■ What you are asked to do ■
Your reply should be one number: the count of lines holding the word "Cognitive".

(Data records)
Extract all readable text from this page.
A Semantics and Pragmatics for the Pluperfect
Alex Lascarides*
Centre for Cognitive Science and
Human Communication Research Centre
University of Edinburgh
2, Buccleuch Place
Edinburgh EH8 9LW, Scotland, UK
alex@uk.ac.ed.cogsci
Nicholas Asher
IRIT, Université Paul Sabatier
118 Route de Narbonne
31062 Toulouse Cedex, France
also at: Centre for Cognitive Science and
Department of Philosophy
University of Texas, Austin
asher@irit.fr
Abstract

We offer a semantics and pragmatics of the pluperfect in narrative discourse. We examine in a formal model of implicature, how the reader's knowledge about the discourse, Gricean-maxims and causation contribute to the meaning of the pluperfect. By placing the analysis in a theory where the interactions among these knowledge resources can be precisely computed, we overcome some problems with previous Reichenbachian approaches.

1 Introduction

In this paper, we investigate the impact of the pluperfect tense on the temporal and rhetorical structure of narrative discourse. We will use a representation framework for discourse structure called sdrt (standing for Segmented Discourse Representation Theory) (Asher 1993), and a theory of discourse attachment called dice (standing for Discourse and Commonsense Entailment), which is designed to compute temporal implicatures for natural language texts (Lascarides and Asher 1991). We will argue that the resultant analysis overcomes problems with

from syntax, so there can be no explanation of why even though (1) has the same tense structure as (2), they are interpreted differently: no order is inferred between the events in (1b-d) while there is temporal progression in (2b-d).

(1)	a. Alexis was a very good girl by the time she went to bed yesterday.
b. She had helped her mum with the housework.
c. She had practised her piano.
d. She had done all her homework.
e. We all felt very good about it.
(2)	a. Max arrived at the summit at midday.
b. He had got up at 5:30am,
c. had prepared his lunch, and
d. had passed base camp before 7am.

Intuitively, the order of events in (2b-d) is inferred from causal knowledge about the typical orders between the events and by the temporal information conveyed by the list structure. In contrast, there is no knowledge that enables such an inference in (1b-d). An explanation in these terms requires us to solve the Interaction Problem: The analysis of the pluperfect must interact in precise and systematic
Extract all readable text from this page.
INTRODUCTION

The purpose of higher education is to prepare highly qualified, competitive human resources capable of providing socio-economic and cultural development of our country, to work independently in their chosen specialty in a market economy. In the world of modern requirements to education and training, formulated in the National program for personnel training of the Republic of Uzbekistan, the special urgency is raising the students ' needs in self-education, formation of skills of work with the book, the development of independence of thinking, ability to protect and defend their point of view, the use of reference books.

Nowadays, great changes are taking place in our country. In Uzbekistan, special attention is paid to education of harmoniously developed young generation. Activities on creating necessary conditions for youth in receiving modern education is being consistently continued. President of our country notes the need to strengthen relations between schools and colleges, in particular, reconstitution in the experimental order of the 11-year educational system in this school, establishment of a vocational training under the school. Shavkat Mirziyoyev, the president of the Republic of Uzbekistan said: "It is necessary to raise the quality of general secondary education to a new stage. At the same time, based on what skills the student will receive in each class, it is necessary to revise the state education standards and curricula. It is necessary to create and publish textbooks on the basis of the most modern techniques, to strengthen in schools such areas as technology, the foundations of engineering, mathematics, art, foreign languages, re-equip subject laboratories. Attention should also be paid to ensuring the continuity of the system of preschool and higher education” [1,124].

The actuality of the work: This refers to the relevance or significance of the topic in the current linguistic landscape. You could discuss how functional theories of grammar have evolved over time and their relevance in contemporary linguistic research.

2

...

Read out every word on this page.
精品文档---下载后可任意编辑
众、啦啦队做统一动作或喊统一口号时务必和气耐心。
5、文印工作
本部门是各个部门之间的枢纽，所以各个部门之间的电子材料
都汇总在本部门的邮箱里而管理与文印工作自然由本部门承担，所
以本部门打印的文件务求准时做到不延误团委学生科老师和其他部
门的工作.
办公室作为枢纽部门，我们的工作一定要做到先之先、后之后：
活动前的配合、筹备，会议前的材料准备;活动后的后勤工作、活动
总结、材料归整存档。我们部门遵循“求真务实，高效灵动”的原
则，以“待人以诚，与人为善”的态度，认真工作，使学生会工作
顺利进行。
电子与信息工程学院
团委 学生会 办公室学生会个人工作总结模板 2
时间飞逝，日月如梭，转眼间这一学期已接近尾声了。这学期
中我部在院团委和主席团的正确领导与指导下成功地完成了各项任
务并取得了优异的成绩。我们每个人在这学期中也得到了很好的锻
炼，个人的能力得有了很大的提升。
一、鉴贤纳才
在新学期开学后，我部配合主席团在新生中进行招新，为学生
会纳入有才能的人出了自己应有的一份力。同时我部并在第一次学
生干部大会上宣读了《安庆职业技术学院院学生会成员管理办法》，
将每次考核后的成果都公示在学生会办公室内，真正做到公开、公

■ Finished task ■
2